§ **Goal**:
Reproduce all the entries exactly.

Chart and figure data
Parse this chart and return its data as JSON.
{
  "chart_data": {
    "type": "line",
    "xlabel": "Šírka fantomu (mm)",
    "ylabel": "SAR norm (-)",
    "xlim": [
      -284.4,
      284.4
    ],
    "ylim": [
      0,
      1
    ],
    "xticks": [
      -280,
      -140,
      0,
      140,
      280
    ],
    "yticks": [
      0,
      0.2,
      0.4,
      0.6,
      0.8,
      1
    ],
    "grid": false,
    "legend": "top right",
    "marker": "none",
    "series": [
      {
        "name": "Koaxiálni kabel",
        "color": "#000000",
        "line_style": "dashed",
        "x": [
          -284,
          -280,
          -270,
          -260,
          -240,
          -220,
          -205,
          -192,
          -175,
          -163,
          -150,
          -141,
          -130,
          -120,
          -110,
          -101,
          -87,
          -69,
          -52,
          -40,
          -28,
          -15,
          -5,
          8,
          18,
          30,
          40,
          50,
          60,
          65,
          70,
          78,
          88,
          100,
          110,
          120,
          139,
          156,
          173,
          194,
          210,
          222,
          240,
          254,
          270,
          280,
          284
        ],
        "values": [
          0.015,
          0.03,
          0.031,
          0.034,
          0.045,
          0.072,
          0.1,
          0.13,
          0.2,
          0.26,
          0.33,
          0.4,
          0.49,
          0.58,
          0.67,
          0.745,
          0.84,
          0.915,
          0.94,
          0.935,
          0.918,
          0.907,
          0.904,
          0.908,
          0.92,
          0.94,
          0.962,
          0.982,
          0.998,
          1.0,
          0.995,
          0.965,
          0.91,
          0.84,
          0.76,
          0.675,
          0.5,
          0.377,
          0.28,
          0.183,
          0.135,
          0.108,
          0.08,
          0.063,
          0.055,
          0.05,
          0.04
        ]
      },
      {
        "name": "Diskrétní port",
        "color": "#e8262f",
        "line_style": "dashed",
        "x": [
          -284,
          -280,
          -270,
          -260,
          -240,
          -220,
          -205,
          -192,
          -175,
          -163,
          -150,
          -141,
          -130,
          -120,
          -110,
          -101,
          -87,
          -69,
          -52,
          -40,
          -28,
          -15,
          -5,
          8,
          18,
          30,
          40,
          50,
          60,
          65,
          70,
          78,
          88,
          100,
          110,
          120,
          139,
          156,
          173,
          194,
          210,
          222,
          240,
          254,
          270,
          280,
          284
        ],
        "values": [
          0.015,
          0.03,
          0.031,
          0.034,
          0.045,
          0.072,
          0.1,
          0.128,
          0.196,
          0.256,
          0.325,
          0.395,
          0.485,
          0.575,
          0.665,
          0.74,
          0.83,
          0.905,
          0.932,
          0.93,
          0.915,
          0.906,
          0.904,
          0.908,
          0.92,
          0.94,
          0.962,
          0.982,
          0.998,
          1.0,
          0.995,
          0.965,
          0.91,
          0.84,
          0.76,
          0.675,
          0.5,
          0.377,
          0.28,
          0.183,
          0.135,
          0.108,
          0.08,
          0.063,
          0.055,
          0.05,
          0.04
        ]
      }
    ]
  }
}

§ **Expected answer**:
Parse this chart and return its data as JSON.
{
  "chart_data": {
    "type": "line",
    "xlabel": "Šírka fantomu (mm)",
    "ylabel": "SAR norm (-)",
    "xlim": [
      -284.4,
      284.4
    ],
    "ylim": [
      0,
      1
    ],
    "xticks": [
      -280,
      -140,
      0,
      140,
      280
    ],
    "yticks": [
      0,
      0.2,
      0.4,
      0.6,
      0.8,
      1
    ],
    "grid": false,
    "legend": "top right",
    "marker": "none",
    "series": [
      {
        "name": "Koaxiálni kabel",
        "color": "#000000",
        "line_style": "dashed",
        "x": [
          -284,
          -280,
          -270,
          -260,
          -240,
          -220,
          -205,
          -192,
          -175,
          -163,
          -150,
          -141,
          -130,
          -120,
          -110,
          -101,
          -87,
          -69,
          -52,
          -40,
          -28,
          -15,
          -5,
          8,
          18,
          30,
          40,
          50,
          60,
          65,
          70,
          78,
          88,
          100,
          110,
          120,
          139,
          156,
          173,
          194,
          210,
          222,
          240,
          254,
          270,
          280,
          284
        ],
        "values": [
          0.015,
          0.03,
          0.031,
          0.034,
          0.045,
          0.072,
          0.1,
          0.13,
          0.2,
          0.26,
          0.33,
          0.4,
          0.49,
          0.58,
          0.67,
          0.745,
          0.84,
          0.915,
          0.94,
          0.935,
          0.918,
          0.907,
          0.904,
          0.908,
          0.92,
          0.94,
          0.962,
          0.982,
          0.998,
          1.0,
          0.995,
          0.965,
          0.91,
          0.84,
          0.76,
          0.675,
          0.5,
          0.377,
          0.28,
          0.183,
          0.135,
          0.108,
          0.08,
          0.063,
          0.055,
          0.05,
          0.04
        ]
      },
      {
        "name": "Diskrétní port",
        "color": "#e8262f",
        "line_style": "dashed",
        "x": [
          -284,
          -280,
          -270,
          -260,
          -240,
          -220,
          -205,
          -192,
          -175,
          -163,
          -150,
          -141,
          -130,
          -120,
          -110,
          -101,
          -87,
          -69,
          -52,
          -40,
          -28,
          -15,
          -5,
          8,
          18,
          30,
          40,
          50,
          60,
          65,
          70,
          78,
          88,
          100,
          110,
          120,
          139,
          156,
          173,
          194,
          210,
          222,
          240,
          254,
          270,
          280,
          284
        ],
        "values": [
          0.015,
          0.03,
          0.031,
          0.034,
          0.045,
          0.072,
          0.1,
          0.128,
          0.196,
          0.256,
          0.325,
          0.395,
          0.485,
          0.575,
          0.665,
          0.74,
          0.83,
          0.905,
          0.932,
          0.93,
          0.915,
          0.906,
          0.904,
          0.908,
          0.92,
          0.94,
          0.962,
          0.982,
          0.998,
          1.0,
          0.995,
          0.965,
          0.91,
          0.84,
          0.76,
          0.675,
          0.5,
          0.377,
          0.28,
          0.183,
          0.135,
          0.108,
          0.08,
          0.063,
          0.055,
          0.05,
          0.04
        ]
      }
    ]
  }
}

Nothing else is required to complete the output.